Return the listing below verbatim. Pictures do not belong in the copy.

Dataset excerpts
------------------------------------
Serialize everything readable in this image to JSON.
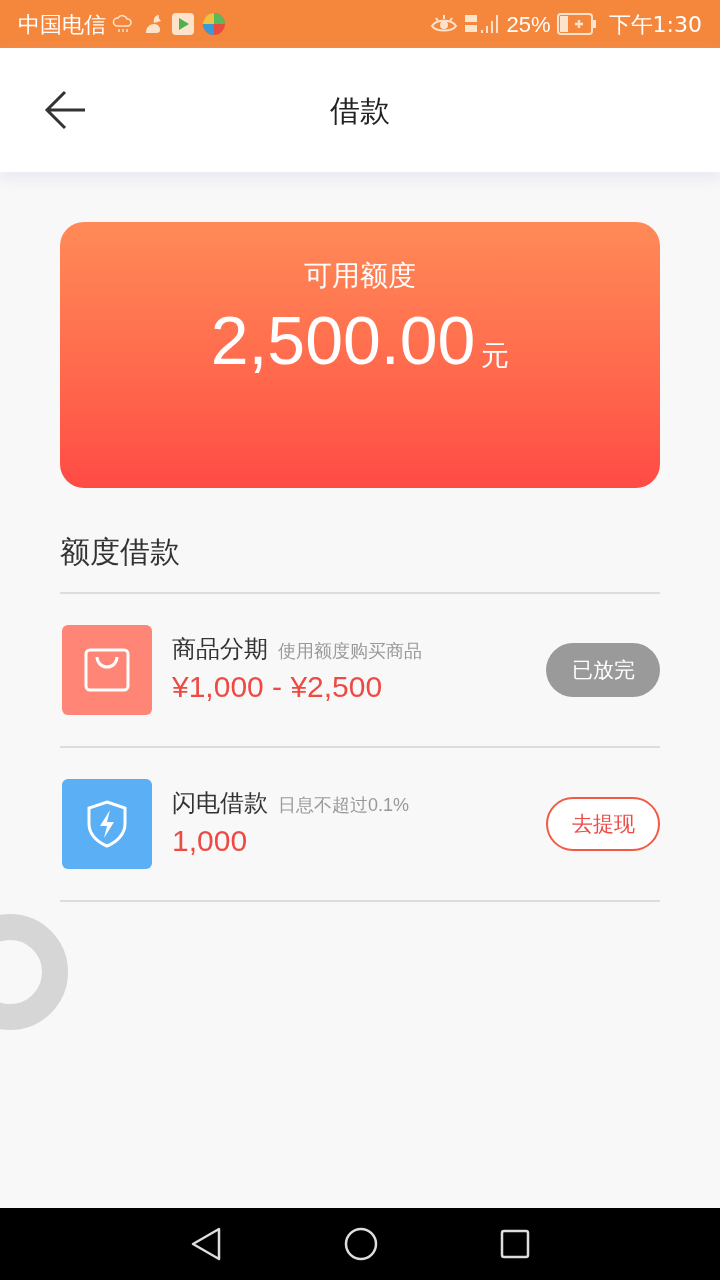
{
  "status_bar": {
    "carrier": "中国电信",
    "battery_percent": "25%",
    "time": "下午1:30"
  },
  "header": {
    "title": "借款"
  },
  "credit_card": {
    "label": "可用额度",
    "amount": "2,500.00",
    "unit": "元"
  },
  "section": {
    "title": "额度借款"
  },
  "products": [
    {
      "name": "商品分期",
      "description": "使用额度购买商品",
      "range": "¥1,000 - ¥2,500",
      "kind": "bag",
      "color": "#ff8676",
      "button": {
        "label": "已放完",
        "disabled": true
      }
    },
    {
      "name": "闪电借款",
      "description": "日息不超过0.1%",
      "range": "1,000",
      "kind": "shield",
      "color": "#5aaff5",
      "button": {
        "label": "去提现",
        "disabled": false
      }
    }
  ]
}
------------------------------------
■ FULL RESPONSE
Serialize everything readable in this image to JSON.
{
  "status_bar": {
    "carrier": "中国电信",
    "battery_percent": "25%",
    "time": "下午1:30"
  },
  "header": {
    "title": "借款"
  },
  "credit_card": {
    "label": "可用额度",
    "amount": "2,500.00",
    "unit": "元"
  },
  "section": {
    "title": "额度借款"
  },
  "products": [
    {
      "name": "商品分期",
      "description": "使用额度购买商品",
      "range": "¥1,000 - ¥2,500",
      "kind": "bag",
      "color": "#ff8676",
      "button": {
        "label": "已放完",
        "disabled": true
      }
    },
    {
      "name": "闪电借款",
      "description": "日息不超过0.1%",
      "range": "1,000",
      "kind": "shield",
      "color": "#5aaff5",
      "button": {
        "label": "去提现",
        "disabled": false
      }
    }
  ]
}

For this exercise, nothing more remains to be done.